**Job**
Find every line in the records below that holds the word "vocals" and copy it.

Stored dataset items:
• • • •
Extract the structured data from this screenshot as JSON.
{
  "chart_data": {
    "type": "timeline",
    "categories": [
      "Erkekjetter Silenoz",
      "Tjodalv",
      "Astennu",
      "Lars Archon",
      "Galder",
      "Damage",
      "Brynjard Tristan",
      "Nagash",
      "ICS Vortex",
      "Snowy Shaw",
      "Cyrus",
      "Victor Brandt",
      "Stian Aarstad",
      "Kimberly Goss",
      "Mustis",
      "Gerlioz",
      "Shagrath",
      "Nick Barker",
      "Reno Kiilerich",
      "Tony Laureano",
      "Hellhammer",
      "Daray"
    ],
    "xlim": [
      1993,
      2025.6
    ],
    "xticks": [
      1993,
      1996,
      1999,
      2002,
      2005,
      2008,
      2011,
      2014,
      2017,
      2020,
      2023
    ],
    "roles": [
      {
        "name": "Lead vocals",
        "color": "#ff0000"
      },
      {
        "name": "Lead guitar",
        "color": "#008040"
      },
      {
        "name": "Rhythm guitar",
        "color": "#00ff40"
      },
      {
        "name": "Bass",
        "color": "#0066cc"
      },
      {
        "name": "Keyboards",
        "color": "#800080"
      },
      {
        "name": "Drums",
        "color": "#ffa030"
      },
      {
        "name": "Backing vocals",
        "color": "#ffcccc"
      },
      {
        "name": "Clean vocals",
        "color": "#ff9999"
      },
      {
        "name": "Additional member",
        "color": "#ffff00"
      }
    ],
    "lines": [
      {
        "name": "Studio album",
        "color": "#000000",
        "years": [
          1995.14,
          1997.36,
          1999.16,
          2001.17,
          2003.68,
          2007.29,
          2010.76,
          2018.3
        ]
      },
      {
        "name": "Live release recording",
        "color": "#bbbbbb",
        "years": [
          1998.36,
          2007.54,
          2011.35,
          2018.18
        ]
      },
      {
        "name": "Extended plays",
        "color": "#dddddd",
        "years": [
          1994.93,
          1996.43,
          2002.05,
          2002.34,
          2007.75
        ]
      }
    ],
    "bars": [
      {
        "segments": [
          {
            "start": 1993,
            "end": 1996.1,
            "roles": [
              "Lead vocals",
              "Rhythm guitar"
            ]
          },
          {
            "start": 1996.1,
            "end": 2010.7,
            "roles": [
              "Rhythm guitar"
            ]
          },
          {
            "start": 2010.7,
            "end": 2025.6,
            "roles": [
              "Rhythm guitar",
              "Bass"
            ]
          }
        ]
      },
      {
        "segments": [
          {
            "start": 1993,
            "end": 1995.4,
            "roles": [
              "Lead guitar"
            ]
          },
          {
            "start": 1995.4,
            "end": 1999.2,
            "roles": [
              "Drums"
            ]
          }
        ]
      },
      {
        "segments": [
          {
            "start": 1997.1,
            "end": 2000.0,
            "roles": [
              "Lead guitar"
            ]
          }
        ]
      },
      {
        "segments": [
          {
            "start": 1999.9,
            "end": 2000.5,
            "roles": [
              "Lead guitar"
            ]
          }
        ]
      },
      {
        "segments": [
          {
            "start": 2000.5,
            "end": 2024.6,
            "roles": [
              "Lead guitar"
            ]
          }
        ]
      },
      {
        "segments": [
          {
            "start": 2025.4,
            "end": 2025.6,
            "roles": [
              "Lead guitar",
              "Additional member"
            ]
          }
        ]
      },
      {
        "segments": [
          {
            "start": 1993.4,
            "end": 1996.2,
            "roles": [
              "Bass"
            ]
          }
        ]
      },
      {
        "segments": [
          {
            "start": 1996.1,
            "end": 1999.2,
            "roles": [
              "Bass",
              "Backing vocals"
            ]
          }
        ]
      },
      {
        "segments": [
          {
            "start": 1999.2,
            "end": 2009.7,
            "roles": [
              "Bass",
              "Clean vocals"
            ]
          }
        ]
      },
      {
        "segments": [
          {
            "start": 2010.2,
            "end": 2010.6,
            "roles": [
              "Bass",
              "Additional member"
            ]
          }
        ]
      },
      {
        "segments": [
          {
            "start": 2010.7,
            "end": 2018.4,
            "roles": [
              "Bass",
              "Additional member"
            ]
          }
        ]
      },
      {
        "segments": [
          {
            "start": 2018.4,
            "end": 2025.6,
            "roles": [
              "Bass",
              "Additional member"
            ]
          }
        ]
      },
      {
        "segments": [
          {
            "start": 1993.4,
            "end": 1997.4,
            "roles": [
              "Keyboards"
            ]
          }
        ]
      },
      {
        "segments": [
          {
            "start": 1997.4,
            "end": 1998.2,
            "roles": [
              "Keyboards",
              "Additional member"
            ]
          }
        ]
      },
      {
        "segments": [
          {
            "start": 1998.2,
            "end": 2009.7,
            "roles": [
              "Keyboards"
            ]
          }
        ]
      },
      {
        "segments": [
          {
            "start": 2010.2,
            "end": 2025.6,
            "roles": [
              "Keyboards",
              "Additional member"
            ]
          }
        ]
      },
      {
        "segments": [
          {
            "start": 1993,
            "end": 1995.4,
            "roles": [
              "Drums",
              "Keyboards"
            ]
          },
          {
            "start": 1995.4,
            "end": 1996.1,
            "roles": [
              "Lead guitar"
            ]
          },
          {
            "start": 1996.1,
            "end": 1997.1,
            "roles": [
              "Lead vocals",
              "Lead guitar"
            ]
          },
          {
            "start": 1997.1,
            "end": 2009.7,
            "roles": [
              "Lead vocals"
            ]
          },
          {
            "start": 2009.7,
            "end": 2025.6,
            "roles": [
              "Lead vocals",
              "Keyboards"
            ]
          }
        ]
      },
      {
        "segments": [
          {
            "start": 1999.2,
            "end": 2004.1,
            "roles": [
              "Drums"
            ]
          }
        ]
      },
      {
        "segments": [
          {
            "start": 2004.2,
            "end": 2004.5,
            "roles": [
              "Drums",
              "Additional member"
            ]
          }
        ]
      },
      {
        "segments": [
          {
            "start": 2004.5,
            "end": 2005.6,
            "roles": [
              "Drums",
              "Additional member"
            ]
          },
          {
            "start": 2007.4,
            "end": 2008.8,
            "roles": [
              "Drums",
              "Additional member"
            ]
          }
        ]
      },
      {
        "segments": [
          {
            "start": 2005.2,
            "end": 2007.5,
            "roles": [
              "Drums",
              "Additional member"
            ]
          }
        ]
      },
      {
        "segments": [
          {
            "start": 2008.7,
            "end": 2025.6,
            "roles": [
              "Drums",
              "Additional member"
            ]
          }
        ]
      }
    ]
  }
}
• • • •
**The answer**
        "name": "Lead vocals",
        "name": "Backing vocals",
        "name": "Clean vocals",
              "Lead vocals",
              "Backing vocals"
              "Clean vocals"
              "Lead vocals",
              "Lead vocals"
              "Lead vocals",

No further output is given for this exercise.